### Work instructions
Extract, from the listing that follows, each line containing the word "image".

### Provided information
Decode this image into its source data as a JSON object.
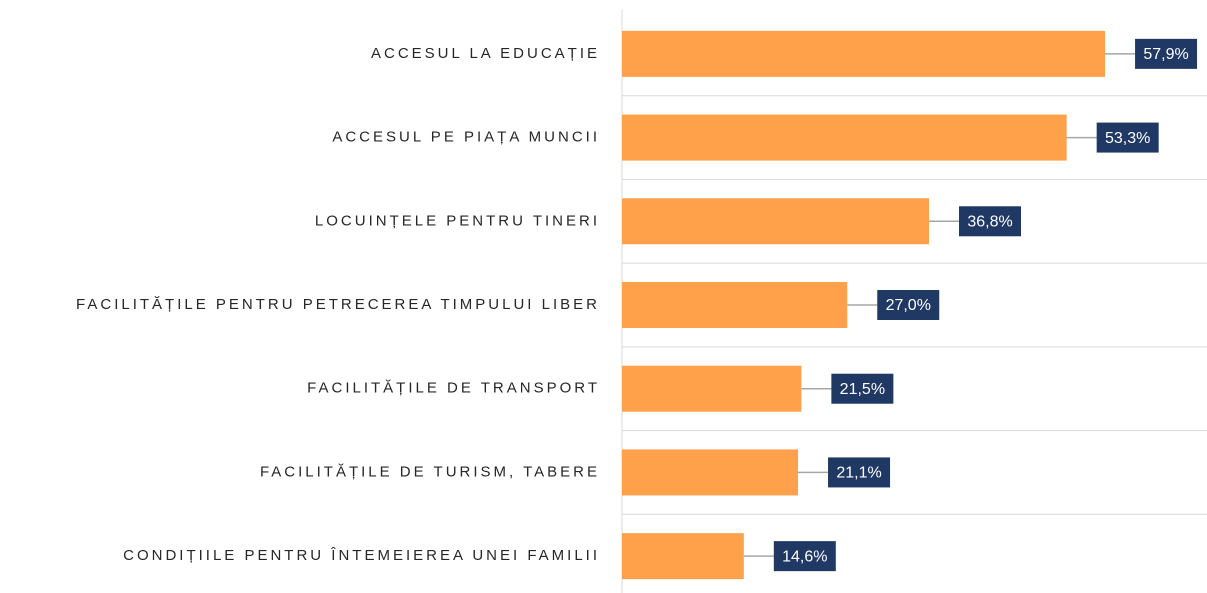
{
  "chart_data": {
    "type": "bar",
    "orientation": "horizontal",
    "categories": [
      "ACCESUL LA EDUCAȚIE",
      "ACCESUL PE PIAȚA MUNCII",
      "LOCUINȚELE PENTRU TINERI",
      "FACILITĂȚILE PENTRU PETRECEREA TIMPULUI LIBER",
      "FACILITĂȚILE DE TRANSPORT",
      "FACILITĂȚILE DE TURISM, TABERE",
      "CONDIȚIILE PENTRU ÎNTEMEIEREA UNEI FAMILII"
    ],
    "values": [
      57.9,
      53.3,
      36.8,
      27.0,
      21.5,
      21.1,
      14.6
    ],
    "value_labels": [
      "57,9%",
      "53,3%",
      "36,8%",
      "27,0%",
      "21,5%",
      "21,1%",
      "14,6%"
    ],
    "color": "#ffa04a",
    "label_color": "#1f3864",
    "xlim": [
      0,
      70
    ]
  }
}
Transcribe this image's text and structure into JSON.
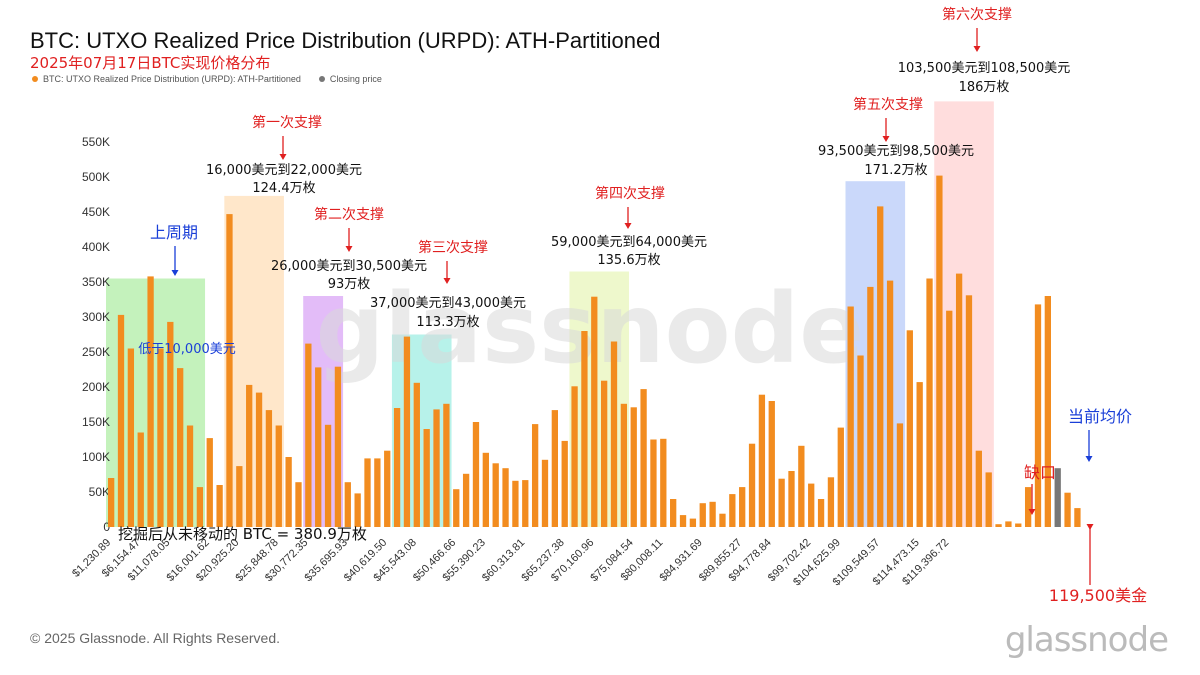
{
  "header": {
    "title": "BTC: UTXO Realized Price Distribution (URPD): ATH-Partitioned",
    "subtitle": "2025年07月17日BTC实现价格分布"
  },
  "legend": [
    {
      "label": "BTC: UTXO Realized Price Distribution (URPD): ATH-Partitioned",
      "color": "#f28c1f"
    },
    {
      "label": "Closing price",
      "color": "#777777"
    }
  ],
  "footer": {
    "copyright": "© 2025 Glassnode. All Rights Reserved.",
    "brand": "glassnode",
    "watermark": "glassnode"
  },
  "chart_data": {
    "type": "bar",
    "ylim": [
      0,
      550000
    ],
    "y_ticks": [
      {
        "value": 0,
        "label": "0"
      },
      {
        "value": 50000,
        "label": "50K"
      },
      {
        "value": 100000,
        "label": "100K"
      },
      {
        "value": 150000,
        "label": "150K"
      },
      {
        "value": 200000,
        "label": "200K"
      },
      {
        "value": 250000,
        "label": "250K"
      },
      {
        "value": 300000,
        "label": "300K"
      },
      {
        "value": 350000,
        "label": "350K"
      },
      {
        "value": 400000,
        "label": "400K"
      },
      {
        "value": 450000,
        "label": "450K"
      },
      {
        "value": 500000,
        "label": "500K"
      },
      {
        "value": 550000,
        "label": "550K"
      }
    ],
    "x_ticks": [
      {
        "index": 0,
        "label": "$1,230.89"
      },
      {
        "index": 3,
        "label": "$6,154.47"
      },
      {
        "index": 6,
        "label": "$11,078.05"
      },
      {
        "index": 10,
        "label": "$16,001.62"
      },
      {
        "index": 13,
        "label": "$20,925.20"
      },
      {
        "index": 17,
        "label": "$25,848.78"
      },
      {
        "index": 20,
        "label": "$30,772.35"
      },
      {
        "index": 24,
        "label": "$35,695.93"
      },
      {
        "index": 28,
        "label": "$40,619.50"
      },
      {
        "index": 31,
        "label": "$45,543.08"
      },
      {
        "index": 35,
        "label": "$50,466.66"
      },
      {
        "index": 38,
        "label": "$55,390.23"
      },
      {
        "index": 42,
        "label": "$60,313.81"
      },
      {
        "index": 46,
        "label": "$65,237.38"
      },
      {
        "index": 49,
        "label": "$70,160.96"
      },
      {
        "index": 53,
        "label": "$75,084.54"
      },
      {
        "index": 56,
        "label": "$80,008.11"
      },
      {
        "index": 60,
        "label": "$84,931.69"
      },
      {
        "index": 64,
        "label": "$89,855.27"
      },
      {
        "index": 67,
        "label": "$94,778.84"
      },
      {
        "index": 71,
        "label": "$99,702.42"
      },
      {
        "index": 74,
        "label": "$104,625.99"
      },
      {
        "index": 78,
        "label": "$109,549.57"
      },
      {
        "index": 82,
        "label": "$114,473.15"
      },
      {
        "index": 85,
        "label": "$119,396.72"
      }
    ],
    "bars": [
      70000,
      303000,
      255000,
      135000,
      358000,
      255000,
      293000,
      227000,
      145000,
      57000,
      127000,
      60000,
      447000,
      87000,
      203000,
      192000,
      167000,
      145000,
      100000,
      64000,
      262000,
      228000,
      146000,
      229000,
      64000,
      48000,
      98000,
      98000,
      109000,
      170000,
      272000,
      206000,
      140000,
      168000,
      176000,
      54000,
      76000,
      150000,
      106000,
      91000,
      84000,
      66000,
      67000,
      147000,
      96000,
      167000,
      123000,
      201000,
      280000,
      329000,
      209000,
      265000,
      176000,
      171000,
      197000,
      125000,
      126000,
      40000,
      17000,
      12000,
      34000,
      36000,
      19000,
      47000,
      57000,
      119000,
      189000,
      180000,
      69000,
      80000,
      116000,
      62000,
      40000,
      71000,
      142000,
      315000,
      245000,
      343000,
      458000,
      352000,
      148000,
      281000,
      207000,
      355000,
      502000,
      309000,
      362000,
      331000,
      109000,
      78000,
      4000,
      8000,
      5000,
      57000,
      318000,
      330000,
      84000,
      49000,
      27000
    ],
    "closing_price_index": 96,
    "zones": [
      {
        "start": 0,
        "end": 9,
        "color": "#7ce36a",
        "top": 355000
      },
      {
        "start": 12,
        "end": 17,
        "color": "#ffc98a",
        "top": 473000
      },
      {
        "start": 20,
        "end": 23,
        "color": "#c06bf0",
        "top": 330000
      },
      {
        "start": 29,
        "end": 34,
        "color": "#5fe3d0",
        "top": 275000
      },
      {
        "start": 47,
        "end": 52,
        "color": "#d9ef8f",
        "top": 365000
      },
      {
        "start": 75,
        "end": 80,
        "color": "#8aa8f5",
        "top": 494000
      },
      {
        "start": 84,
        "end": 89,
        "color": "#ffb3b3",
        "top": 608000
      }
    ],
    "annotations": {
      "prev_cycle": "上周期",
      "below_10k": "低于10,000美元",
      "support1_title": "第一次支撑",
      "support1_range": "16,000美元到22,000美元",
      "support1_amount": "124.4万枚",
      "support2_title": "第二次支撑",
      "support2_range": "26,000美元到30,500美元",
      "support2_amount": "93万枚",
      "support3_title": "第三次支撑",
      "support3_range": "37,000美元到43,000美元",
      "support3_amount": "113.3万枚",
      "support4_title": "第四次支撑",
      "support4_range": "59,000美元到64,000美元",
      "support4_amount": "135.6万枚",
      "support5_title": "第五次支撑",
      "support5_range": "93,500美元到98,500美元",
      "support5_amount": "171.2万枚",
      "support6_title": "第六次支撑",
      "support6_range": "103,500美元到108,500美元",
      "support6_amount": "186万枚",
      "gap": "缺口",
      "current_avg": "当前均价",
      "price_119500": "119,500美金",
      "unmoved": "挖掘后从未移动的 BTC = 380.9万枚"
    },
    "colors": {
      "bar": "#f28c1f",
      "closing": "#777777",
      "red_text": "#e02020",
      "blue_text": "#1a3fd8"
    }
  }
}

### Written response
Decode this image into its source data as a JSON object.
Transcribe this image's text and structure into JSON.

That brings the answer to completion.